▶ **SET TASK**
Read through the data and report every line in which the word "Gerard" occurs.

▶ **DATASET CONTENT**
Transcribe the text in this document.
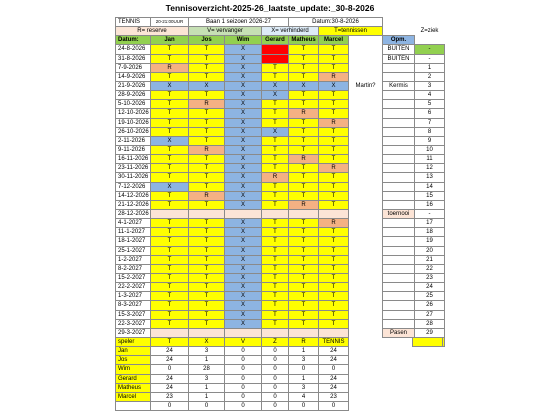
Tennisoverzicht-2025-26_laatste_update:_30-8-2026
TENNIS	20-21:00UUR	Baan 1 seizoen 2026-27			Datum:30-8-2026				
R= reserve		V= vervanger		X= verhinderd		T=tennissen			Z=ziek
Datum:	Jan	Jos	Wim	Gerard	Matheus	Marcel		Opm.	
24-8-2026	T	T	X		T	T		BUITEN	-
31-8-2026	T	T	X		T	T		BUITEN	-
7-9-2026	R	T	X	T	T	T			1
14-9-2026	T	T	X	T	T	R			2
21-9-2026	X	X	X	X	X	X	Martin?	Kermis	3
28-9-2026	T	T	X	X	T	T			4
5-10-2026	T	R	X	T	T	T			5
12-10-2026	T	T	X	T	R	T			6
19-10-2026	T	T	X	T	T	R			7
26-10-2026	T	T	X	X	T	T			8
2-11-2026	X	T	X	T	T	T			9
9-11-2026	T	R	X	T	T	T			10
16-11-2026	T	T	X	T	R	T			11
23-11-2026	T	T	X	T	T	R			12
30-11-2026	T	T	X	R	T	T			13
7-12-2026	X	T	X	T	T	T			14
14-12-2026	T	R	X	T	T	T			15
21-12-2026	T	T	X	T	R	T			16
28-12-2026								toernooi	-
4-1-2027	T	T	X	T	T	R			17
11-1-2027	T	T	X	T	T	T			18
18-1-2027	T	T	X	T	T	T			19
25-1-2027	T	T	X	T	T	T			20
1-2-2027	T	T	X	T	T	T			21
8-2-2027	T	T	X	T	T	T			22
15-2-2027	T	T	X	T	T	T			23
22-2-2027	T	T	X	T	T	T			24
1-3-2027	T	T	X	T	T	T			25
8-3-2027	T	T	X	T	T	T			26
15-3-2027	T	T	X	T	T	T			27
22-3-2027	T	T	X	T	T	T			28
29-3-2027								Pasen	29

speler	T	X	V	Z	R	TENNIS		
Jan	24	3	0	0	1	24		
Jos	24	1	0	0	3	24		
Wim	0	28	0	0	0	0		
Gerard	24	3	0	0	1	24		
Matheus	24	1	0	0	3	24		
Marcel	23	1	0	0	4	23		
	0	0	0	0	0	0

▶ **WRITTEN SOLUTION**
Datum:	Jan	Jos	Wim	Gerard	Matheus	Marcel		Opm.	
Gerard	24	3	0	0	1	24		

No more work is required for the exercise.